### Task requirements
Records follow. Copy every line with "παρὰ".

### Materials provided
──────
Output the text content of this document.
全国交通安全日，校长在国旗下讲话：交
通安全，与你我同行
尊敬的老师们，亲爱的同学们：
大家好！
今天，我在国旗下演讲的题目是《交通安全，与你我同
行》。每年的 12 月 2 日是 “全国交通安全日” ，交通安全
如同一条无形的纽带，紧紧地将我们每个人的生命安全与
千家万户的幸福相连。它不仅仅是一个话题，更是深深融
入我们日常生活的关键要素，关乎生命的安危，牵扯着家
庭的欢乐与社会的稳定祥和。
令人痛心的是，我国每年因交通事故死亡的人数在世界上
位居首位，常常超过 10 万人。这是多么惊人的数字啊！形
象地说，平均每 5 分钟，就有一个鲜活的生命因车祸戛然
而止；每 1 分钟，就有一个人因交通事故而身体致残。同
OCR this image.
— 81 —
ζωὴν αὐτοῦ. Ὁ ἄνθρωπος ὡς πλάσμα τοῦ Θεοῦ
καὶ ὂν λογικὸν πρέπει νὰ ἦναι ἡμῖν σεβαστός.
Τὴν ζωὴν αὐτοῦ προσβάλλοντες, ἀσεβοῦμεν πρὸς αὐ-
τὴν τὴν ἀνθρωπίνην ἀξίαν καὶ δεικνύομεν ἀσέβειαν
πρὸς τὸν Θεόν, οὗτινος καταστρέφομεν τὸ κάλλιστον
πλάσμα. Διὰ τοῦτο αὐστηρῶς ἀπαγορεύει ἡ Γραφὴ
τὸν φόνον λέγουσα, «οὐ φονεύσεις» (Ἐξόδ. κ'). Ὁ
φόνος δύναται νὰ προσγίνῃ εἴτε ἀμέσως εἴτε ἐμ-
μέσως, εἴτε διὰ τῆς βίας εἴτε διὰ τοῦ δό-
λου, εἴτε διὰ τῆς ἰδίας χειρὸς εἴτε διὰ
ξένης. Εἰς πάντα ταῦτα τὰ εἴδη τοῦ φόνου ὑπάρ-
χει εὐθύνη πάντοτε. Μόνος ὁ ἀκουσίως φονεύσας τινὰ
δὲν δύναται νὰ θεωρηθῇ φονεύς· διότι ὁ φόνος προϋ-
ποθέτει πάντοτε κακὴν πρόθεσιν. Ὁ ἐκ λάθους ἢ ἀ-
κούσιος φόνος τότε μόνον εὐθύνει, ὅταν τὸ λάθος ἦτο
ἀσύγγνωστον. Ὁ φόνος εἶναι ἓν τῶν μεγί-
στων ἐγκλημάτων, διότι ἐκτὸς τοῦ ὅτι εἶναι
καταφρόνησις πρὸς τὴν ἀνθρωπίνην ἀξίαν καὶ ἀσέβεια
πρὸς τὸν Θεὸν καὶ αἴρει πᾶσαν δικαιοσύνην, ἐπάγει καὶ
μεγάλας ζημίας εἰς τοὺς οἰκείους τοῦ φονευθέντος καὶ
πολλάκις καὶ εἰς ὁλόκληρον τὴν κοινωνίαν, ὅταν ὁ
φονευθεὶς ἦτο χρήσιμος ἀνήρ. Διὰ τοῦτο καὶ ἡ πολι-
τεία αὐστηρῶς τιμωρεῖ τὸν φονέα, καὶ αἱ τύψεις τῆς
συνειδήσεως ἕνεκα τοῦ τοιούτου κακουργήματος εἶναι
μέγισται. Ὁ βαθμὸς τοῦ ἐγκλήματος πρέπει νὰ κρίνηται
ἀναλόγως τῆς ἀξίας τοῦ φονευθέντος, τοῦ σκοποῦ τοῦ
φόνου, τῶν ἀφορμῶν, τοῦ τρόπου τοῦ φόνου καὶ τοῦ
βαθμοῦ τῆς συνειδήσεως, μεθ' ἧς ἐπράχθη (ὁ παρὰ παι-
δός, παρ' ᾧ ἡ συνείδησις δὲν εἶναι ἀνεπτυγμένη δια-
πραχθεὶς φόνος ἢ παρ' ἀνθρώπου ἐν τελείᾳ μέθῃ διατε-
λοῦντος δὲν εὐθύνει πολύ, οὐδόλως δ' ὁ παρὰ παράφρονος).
──────
### Complete output
βαθμοῦ τῆς συνειδήσεως, μεθ' ἧς ἐπράχθη (ὁ παρὰ παι-
λοῦντος δὲν εὐθύνει πολύ, οὐδόλως δ' ὁ παρὰ παράφρονος).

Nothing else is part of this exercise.